═════ Texto citado ═════
O ministro da Unificação da Coreia do Sul, Ryoo Kihl-jae, apelou hoje à Coreia do Norte que aceite dialogar para permitir o reinício da atividade no complexo industrial conjunto de Kaesong, encerrado por Pyongyang há três dias.

© Kim Hong-Ji / Reuters

"Pyongyang deve sentar-se à mesa das negociações imediatamente", disse  o ministro encarregado das relações com o Norte, numa conferência de imprensa  em Seul. 

Para Ryoo, a suspensão das atividades no complexo industrial, único  projeto conjunto das duas Coreias, não ajuda o povo coreano e está a causar  importantes prejuízos, tanto às empresas do Sul como aos trabalhadores do  Norte. 

Horas antes destas declarações, a agência estatal da Coreia do Norte,  a KCNA, publicou um texto que responsabiliza o Sul pelo encerramento do  complexo, situado em território norte-coreano, e ameaça fechá-lo definitivamente.

Na terça-feira passada, a Coreia do Norte retirou unilateralmente os  seus trabalhadores de Kaesong. Situado a poucos quilómetros da zona desmilitarizada  que separa as duas Coreias, o complexo alberga 123 empresas sul-coreanas  que empregam cerca de 54.000 norte-coreanos. 

As duas Coreias vivem um dos momentos de maior tensão das últimas décadas,  com constantes ameaças e hostilidades do regime de Kim Jong-Un à Coreia  do Sul e aos Estados Unidos há mais de um mês, depois de a ONU anunciar  novas sanções contra Pyongyang pelo ensaio nuclear realizado em fevereiro.

Apesar da tensão, o Ministério da Unificação da Coreia do Sul voltou  hoje a assegurar que continua a fornecer ajuda humanitária ao vizinho do  Norte, "independentemente da situação política". 

Em comunicado, uma porta-voz do ministério repetiu a postura manifestada  na semana passada pelo ministro Ryoo Kihl-jae, indicando que Seul avaliará  "caso a caso" a ajuda enviada por organizações públicas e privadas para  garantir que ela se destina exclusivamente a satisfazer as necessidades  dos mais fracos.
═════ Registos fornecidos ═════
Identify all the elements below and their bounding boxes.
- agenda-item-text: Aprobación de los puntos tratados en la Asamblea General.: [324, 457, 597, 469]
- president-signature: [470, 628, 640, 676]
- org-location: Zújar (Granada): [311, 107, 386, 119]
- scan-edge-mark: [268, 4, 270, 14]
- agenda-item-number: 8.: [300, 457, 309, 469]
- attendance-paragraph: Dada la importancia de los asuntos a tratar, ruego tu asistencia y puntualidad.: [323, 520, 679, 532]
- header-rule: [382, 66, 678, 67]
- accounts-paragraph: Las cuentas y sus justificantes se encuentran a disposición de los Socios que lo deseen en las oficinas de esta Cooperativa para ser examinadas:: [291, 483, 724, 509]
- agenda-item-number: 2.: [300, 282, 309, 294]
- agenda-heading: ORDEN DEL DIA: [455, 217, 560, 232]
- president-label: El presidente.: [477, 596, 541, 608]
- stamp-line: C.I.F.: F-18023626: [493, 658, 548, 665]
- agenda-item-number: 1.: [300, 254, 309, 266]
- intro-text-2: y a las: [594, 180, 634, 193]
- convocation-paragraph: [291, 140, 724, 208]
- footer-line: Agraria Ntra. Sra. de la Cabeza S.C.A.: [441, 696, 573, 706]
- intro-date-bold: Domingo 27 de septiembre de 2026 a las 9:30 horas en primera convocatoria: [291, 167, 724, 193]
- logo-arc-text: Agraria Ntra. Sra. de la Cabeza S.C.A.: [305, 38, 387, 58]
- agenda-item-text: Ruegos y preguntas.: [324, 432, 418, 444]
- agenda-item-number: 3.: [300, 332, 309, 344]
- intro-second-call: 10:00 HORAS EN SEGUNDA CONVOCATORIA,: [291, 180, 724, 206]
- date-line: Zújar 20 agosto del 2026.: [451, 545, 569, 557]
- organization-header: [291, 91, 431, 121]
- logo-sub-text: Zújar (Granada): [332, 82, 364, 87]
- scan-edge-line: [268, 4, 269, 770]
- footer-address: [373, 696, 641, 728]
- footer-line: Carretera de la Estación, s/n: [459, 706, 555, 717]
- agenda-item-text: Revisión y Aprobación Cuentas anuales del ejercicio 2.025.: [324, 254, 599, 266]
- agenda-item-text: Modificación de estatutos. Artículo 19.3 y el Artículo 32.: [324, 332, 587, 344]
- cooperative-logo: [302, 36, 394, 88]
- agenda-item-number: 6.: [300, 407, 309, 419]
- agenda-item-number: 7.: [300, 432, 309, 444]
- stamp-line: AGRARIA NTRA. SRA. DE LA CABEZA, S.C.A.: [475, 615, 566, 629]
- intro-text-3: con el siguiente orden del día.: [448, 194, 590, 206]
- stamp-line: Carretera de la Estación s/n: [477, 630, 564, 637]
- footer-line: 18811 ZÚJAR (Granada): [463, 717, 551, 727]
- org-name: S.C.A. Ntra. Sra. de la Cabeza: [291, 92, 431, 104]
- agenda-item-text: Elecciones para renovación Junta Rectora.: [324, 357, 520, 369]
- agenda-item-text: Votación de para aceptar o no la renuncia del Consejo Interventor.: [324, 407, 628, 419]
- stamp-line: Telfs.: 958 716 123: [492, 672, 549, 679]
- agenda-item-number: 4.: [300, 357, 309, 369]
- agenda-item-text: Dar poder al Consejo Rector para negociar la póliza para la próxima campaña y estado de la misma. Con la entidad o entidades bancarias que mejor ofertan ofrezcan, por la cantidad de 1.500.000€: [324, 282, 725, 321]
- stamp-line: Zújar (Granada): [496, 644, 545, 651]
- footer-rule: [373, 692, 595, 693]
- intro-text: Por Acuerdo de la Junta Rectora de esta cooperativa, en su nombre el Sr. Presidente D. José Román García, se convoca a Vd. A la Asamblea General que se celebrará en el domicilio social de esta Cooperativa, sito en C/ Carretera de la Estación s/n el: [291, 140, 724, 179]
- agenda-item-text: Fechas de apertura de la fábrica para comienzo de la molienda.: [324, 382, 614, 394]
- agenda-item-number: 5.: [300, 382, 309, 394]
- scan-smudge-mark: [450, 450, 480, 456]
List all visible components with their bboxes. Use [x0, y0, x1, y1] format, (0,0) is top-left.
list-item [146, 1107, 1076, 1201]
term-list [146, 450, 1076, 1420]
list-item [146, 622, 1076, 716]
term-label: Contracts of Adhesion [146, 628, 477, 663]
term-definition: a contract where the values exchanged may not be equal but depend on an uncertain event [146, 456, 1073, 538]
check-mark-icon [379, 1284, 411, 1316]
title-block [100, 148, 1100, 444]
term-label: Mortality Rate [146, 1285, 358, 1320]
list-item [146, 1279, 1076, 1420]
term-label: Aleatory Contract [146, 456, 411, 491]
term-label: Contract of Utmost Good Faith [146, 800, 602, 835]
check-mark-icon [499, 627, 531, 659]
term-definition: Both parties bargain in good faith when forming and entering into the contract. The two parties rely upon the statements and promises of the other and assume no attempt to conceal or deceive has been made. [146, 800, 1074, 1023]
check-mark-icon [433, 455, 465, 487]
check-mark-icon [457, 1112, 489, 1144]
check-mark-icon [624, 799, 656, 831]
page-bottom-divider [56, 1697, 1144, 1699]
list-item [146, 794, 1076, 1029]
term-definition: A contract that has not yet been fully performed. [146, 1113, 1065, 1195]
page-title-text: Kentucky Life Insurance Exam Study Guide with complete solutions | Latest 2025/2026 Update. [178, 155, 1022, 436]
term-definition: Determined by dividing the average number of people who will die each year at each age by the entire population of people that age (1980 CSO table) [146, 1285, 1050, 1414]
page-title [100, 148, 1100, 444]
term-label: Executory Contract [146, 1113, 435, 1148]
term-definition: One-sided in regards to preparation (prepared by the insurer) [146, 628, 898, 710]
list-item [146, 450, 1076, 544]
═════
**Tarefa 1:**
Diga se cada afirmação está de acordo com o texto sobre Kaesong, respondendo sim ou não e citando as palavras do texto que o decidem.
(a) O complexo de Kaesong fica em território sul-coreano.
(b) O complexo alberga 123 empresas sul-coreanas.
(c) Foi a Coreia do Sul que retirou os trabalhadores de Kaesong.
**Tarefa 2:**
Escreva tudo o que vai de "O ministro da" até "há três dias." no texto sobre Kaesong, sem mudar nada.
Os registos vêm de outra fonte.

**A sua resposta 1:**
(a) Não: "situado em território norte-coreano"
(b) Sim: "o complexo alberga 123 empresas sul-coreanas"
(c) Não: "a Coreia do Norte retirou unilateralmente"

**A sua resposta 2:**
O ministro da Unificação da Coreia do Sul, Ryoo Kihl-jae, apelou hoje à Coreia do Norte que aceite dialogar para permitir o reinício da atividade no complexo industrial conjunto de Kaesong, encerrado por Pyongyang há três dias.